PROBLEM TO WORK ON: Copy the entries below, substituting "horizontal-tick-label" for each occurrence of "x-tick-label" and keeping everything else the same.
>> START
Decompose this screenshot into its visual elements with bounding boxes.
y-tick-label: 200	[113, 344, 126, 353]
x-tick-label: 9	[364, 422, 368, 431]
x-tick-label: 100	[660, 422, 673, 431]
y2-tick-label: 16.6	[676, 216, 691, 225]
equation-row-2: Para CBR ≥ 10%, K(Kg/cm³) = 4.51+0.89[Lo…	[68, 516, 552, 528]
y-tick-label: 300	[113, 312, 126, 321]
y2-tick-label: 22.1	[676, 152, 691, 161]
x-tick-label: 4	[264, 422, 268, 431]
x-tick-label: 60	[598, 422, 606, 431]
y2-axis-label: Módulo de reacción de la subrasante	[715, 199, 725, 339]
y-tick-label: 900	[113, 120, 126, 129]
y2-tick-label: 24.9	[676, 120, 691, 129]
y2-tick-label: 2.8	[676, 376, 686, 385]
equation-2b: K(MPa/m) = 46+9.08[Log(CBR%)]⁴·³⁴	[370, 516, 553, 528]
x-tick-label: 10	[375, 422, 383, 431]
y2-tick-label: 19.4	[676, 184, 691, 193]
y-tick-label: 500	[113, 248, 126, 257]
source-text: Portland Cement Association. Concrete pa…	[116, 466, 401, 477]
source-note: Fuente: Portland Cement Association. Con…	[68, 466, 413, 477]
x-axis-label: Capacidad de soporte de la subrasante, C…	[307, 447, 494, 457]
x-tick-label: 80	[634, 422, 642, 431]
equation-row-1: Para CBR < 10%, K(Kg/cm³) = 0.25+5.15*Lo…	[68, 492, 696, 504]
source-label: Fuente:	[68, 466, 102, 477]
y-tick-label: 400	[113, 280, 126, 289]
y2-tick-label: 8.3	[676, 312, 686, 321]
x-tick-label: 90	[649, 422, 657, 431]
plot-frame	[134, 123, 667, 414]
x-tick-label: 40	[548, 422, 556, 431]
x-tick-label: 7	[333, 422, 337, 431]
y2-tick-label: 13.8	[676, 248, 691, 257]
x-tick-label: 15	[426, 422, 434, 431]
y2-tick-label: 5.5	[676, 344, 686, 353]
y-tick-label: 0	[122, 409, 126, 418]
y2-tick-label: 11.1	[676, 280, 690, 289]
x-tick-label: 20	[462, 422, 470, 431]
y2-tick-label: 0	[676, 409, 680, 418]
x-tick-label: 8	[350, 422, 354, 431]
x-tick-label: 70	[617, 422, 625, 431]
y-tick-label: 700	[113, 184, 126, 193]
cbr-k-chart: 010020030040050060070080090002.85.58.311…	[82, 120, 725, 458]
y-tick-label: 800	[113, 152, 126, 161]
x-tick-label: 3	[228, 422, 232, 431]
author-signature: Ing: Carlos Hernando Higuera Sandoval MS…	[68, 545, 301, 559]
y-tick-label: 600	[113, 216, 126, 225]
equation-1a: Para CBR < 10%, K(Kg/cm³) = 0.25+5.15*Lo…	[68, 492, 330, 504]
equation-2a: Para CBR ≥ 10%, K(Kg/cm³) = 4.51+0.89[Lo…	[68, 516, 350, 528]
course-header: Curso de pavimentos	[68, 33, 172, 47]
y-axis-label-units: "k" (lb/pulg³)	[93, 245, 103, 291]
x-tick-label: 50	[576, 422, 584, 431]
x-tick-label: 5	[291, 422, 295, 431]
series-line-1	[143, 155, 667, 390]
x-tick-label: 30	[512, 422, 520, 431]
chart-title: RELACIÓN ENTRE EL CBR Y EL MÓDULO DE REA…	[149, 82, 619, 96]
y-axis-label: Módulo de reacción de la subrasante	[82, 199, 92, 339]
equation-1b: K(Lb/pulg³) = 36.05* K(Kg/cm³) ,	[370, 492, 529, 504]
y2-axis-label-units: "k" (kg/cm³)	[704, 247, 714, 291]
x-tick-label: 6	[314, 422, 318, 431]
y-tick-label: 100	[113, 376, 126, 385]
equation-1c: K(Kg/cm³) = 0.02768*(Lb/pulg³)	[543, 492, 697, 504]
>> END
WORKED ANSWER:
Decompose this screenshot into its visual elements with bounding boxes.
y-tick-label: 200	[113, 344, 126, 353]
horizontal-tick-label: 9	[364, 422, 368, 431]
horizontal-tick-label: 100	[660, 422, 673, 431]
y2-tick-label: 16.6	[676, 216, 691, 225]
equation-row-2: Para CBR ≥ 10%, K(Kg/cm³) = 4.51+0.89[Lo…	[68, 516, 552, 528]
y-tick-label: 300	[113, 312, 126, 321]
y2-tick-label: 22.1	[676, 152, 691, 161]
horizontal-tick-label: 4	[264, 422, 268, 431]
horizontal-tick-label: 60	[598, 422, 606, 431]
y2-axis-label: Módulo de reacción de la subrasante	[715, 199, 725, 339]
y-tick-label: 900	[113, 120, 126, 129]
y2-tick-label: 24.9	[676, 120, 691, 129]
y2-tick-label: 2.8	[676, 376, 686, 385]
equation-2b: K(MPa/m) = 46+9.08[Log(CBR%)]⁴·³⁴	[370, 516, 553, 528]
horizontal-tick-label: 10	[375, 422, 383, 431]
y2-tick-label: 19.4	[676, 184, 691, 193]
y-tick-label: 500	[113, 248, 126, 257]
source-text: Portland Cement Association. Concrete pa…	[116, 466, 401, 477]
source-note: Fuente: Portland Cement Association. Con…	[68, 466, 413, 477]
x-axis-label: Capacidad de soporte de la subrasante, C…	[307, 447, 494, 457]
horizontal-tick-label: 80	[634, 422, 642, 431]
equation-row-1: Para CBR < 10%, K(Kg/cm³) = 0.25+5.15*Lo…	[68, 492, 696, 504]
source-label: Fuente:	[68, 466, 102, 477]
y-tick-label: 400	[113, 280, 126, 289]
y2-tick-label: 8.3	[676, 312, 686, 321]
horizontal-tick-label: 90	[649, 422, 657, 431]
plot-frame	[134, 123, 667, 414]
horizontal-tick-label: 40	[548, 422, 556, 431]
horizontal-tick-label: 7	[333, 422, 337, 431]
y2-tick-label: 13.8	[676, 248, 691, 257]
horizontal-tick-label: 15	[426, 422, 434, 431]
y2-tick-label: 5.5	[676, 344, 686, 353]
y-tick-label: 0	[122, 409, 126, 418]
y2-tick-label: 11.1	[676, 280, 690, 289]
horizontal-tick-label: 20	[462, 422, 470, 431]
y2-tick-label: 0	[676, 409, 680, 418]
horizontal-tick-label: 8	[350, 422, 354, 431]
horizontal-tick-label: 70	[617, 422, 625, 431]
y-tick-label: 700	[113, 184, 126, 193]
cbr-k-chart: 010020030040050060070080090002.85.58.311…	[82, 120, 725, 458]
y-tick-label: 800	[113, 152, 126, 161]
horizontal-tick-label: 3	[228, 422, 232, 431]
author-signature: Ing: Carlos Hernando Higuera Sandoval MS…	[68, 545, 301, 559]
y-tick-label: 600	[113, 216, 126, 225]
equation-1a: Para CBR < 10%, K(Kg/cm³) = 0.25+5.15*Lo…	[68, 492, 330, 504]
equation-2a: Para CBR ≥ 10%, K(Kg/cm³) = 4.51+0.89[Lo…	[68, 516, 350, 528]
course-header: Curso de pavimentos	[68, 33, 172, 47]
y-axis-label-units: "k" (lb/pulg³)	[93, 245, 103, 291]
horizontal-tick-label: 50	[576, 422, 584, 431]
horizontal-tick-label: 5	[291, 422, 295, 431]
series-line-1	[143, 155, 667, 390]
horizontal-tick-label: 30	[512, 422, 520, 431]
chart-title: RELACIÓN ENTRE EL CBR Y EL MÓDULO DE REA…	[149, 82, 619, 96]
y-axis-label: Módulo de reacción de la subrasante	[82, 199, 92, 339]
equation-1b: K(Lb/pulg³) = 36.05* K(Kg/cm³) ,	[370, 492, 529, 504]
y2-axis-label-units: "k" (kg/cm³)	[704, 247, 714, 291]
horizontal-tick-label: 6	[314, 422, 318, 431]
y-tick-label: 100	[113, 376, 126, 385]
equation-1c: K(Kg/cm³) = 0.02768*(Lb/pulg³)	[543, 492, 697, 504]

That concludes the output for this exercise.